= Problem =
Copy each of the entries below faithfully, setting aside any pictures.

= Supplied records =
=======
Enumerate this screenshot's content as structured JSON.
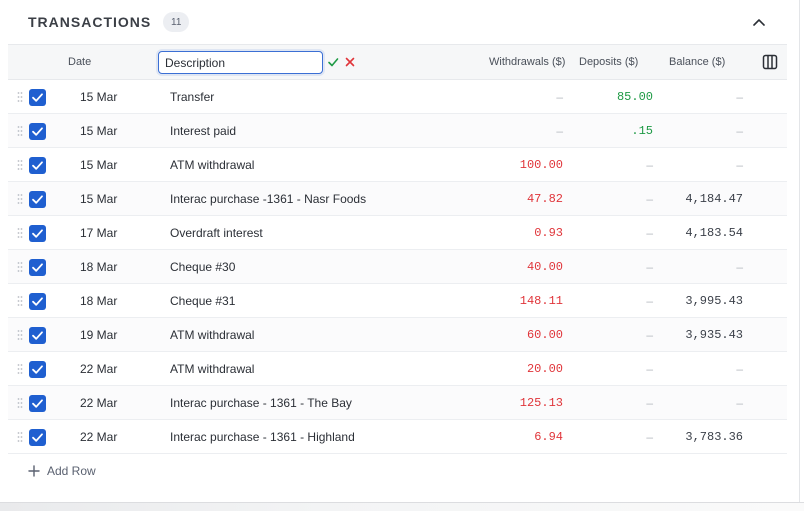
{
  "section": {
    "title": "TRANSACTIONS",
    "count": "11"
  },
  "columns": {
    "date": "Date",
    "withdrawals": "Withdrawals ($)",
    "deposits": "Deposits ($)",
    "balance": "Balance ($)"
  },
  "edit": {
    "description_value": "Description"
  },
  "rows": [
    {
      "date": "15 Mar",
      "description": "Transfer",
      "withdrawal": "–",
      "deposit": "85.00",
      "balance": "–"
    },
    {
      "date": "15 Mar",
      "description": "Interest paid",
      "withdrawal": "–",
      "deposit": ".15",
      "balance": "–"
    },
    {
      "date": "15 Mar",
      "description": "ATM withdrawal",
      "withdrawal": "100.00",
      "deposit": "–",
      "balance": "–"
    },
    {
      "date": "15 Mar",
      "description": "Interac purchase -1361 - Nasr Foods",
      "withdrawal": "47.82",
      "deposit": "–",
      "balance": "4,184.47"
    },
    {
      "date": "17 Mar",
      "description": "Overdraft interest",
      "withdrawal": "0.93",
      "deposit": "–",
      "balance": "4,183.54"
    },
    {
      "date": "18 Mar",
      "description": "Cheque #30",
      "withdrawal": "40.00",
      "deposit": "–",
      "balance": "–"
    },
    {
      "date": "18 Mar",
      "description": "Cheque #31",
      "withdrawal": "148.11",
      "deposit": "–",
      "balance": "3,995.43"
    },
    {
      "date": "19 Mar",
      "description": "ATM withdrawal",
      "withdrawal": "60.00",
      "deposit": "–",
      "balance": "3,935.43"
    },
    {
      "date": "22 Mar",
      "description": "ATM withdrawal",
      "withdrawal": "20.00",
      "deposit": "–",
      "balance": "–"
    },
    {
      "date": "22 Mar",
      "description": "Interac purchase - 1361 - The Bay",
      "withdrawal": "125.13",
      "deposit": "–",
      "balance": "–"
    },
    {
      "date": "22 Mar",
      "description": "Interac purchase - 1361 - Highland",
      "withdrawal": "6.94",
      "deposit": "–",
      "balance": "3,783.36"
    }
  ],
  "add_row": {
    "label": "Add Row"
  },
  "icons": {
    "collapse": "chevron-up-icon",
    "confirm": "check-icon",
    "cancel": "close-icon",
    "columns": "columns-icon",
    "drag": "drag-handle-icon",
    "add": "plus-icon"
  },
  "colors": {
    "accent": "#1f5fd0",
    "withdrawal": "#e0353a",
    "deposit": "#1e9a45",
    "confirm": "#1e9a45",
    "cancel": "#e0353a"
  }
}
=======
= In response =
Enumerate this screenshot's content as structured JSON.
{
  "section": {
    "title": "TRANSACTIONS",
    "count": "11"
  },
  "columns": {
    "date": "Date",
    "withdrawals": "Withdrawals ($)",
    "deposits": "Deposits ($)",
    "balance": "Balance ($)"
  },
  "edit": {
    "description_value": "Description"
  },
  "rows": [
    {
      "date": "15 Mar",
      "description": "Transfer",
      "withdrawal": "–",
      "deposit": "85.00",
      "balance": "–"
    },
    {
      "date": "15 Mar",
      "description": "Interest paid",
      "withdrawal": "–",
      "deposit": ".15",
      "balance": "–"
    },
    {
      "date": "15 Mar",
      "description": "ATM withdrawal",
      "withdrawal": "100.00",
      "deposit": "–",
      "balance": "–"
    },
    {
      "date": "15 Mar",
      "description": "Interac purchase -1361 - Nasr Foods",
      "withdrawal": "47.82",
      "deposit": "–",
      "balance": "4,184.47"
    },
    {
      "date": "17 Mar",
      "description": "Overdraft interest",
      "withdrawal": "0.93",
      "deposit": "–",
      "balance": "4,183.54"
    },
    {
      "date": "18 Mar",
      "description": "Cheque #30",
      "withdrawal": "40.00",
      "deposit": "–",
      "balance": "–"
    },
    {
      "date": "18 Mar",
      "description": "Cheque #31",
      "withdrawal": "148.11",
      "deposit": "–",
      "balance": "3,995.43"
    },
    {
      "date": "19 Mar",
      "description": "ATM withdrawal",
      "withdrawal": "60.00",
      "deposit": "–",
      "balance": "3,935.43"
    },
    {
      "date": "22 Mar",
      "description": "ATM withdrawal",
      "withdrawal": "20.00",
      "deposit": "–",
      "balance": "–"
    },
    {
      "date": "22 Mar",
      "description": "Interac purchase - 1361 - The Bay",
      "withdrawal": "125.13",
      "deposit": "–",
      "balance": "–"
    },
    {
      "date": "22 Mar",
      "description": "Interac purchase - 1361 - Highland",
      "withdrawal": "6.94",
      "deposit": "–",
      "balance": "3,783.36"
    }
  ],
  "add_row": {
    "label": "Add Row"
  },
  "icons": {
    "collapse": "chevron-up-icon",
    "confirm": "check-icon",
    "cancel": "close-icon",
    "columns": "columns-icon",
    "drag": "drag-handle-icon",
    "add": "plus-icon"
  },
  "colors": {
    "accent": "#1f5fd0",
    "withdrawal": "#e0353a",
    "deposit": "#1e9a45",
    "confirm": "#1e9a45",
    "cancel": "#e0353a"
  }
}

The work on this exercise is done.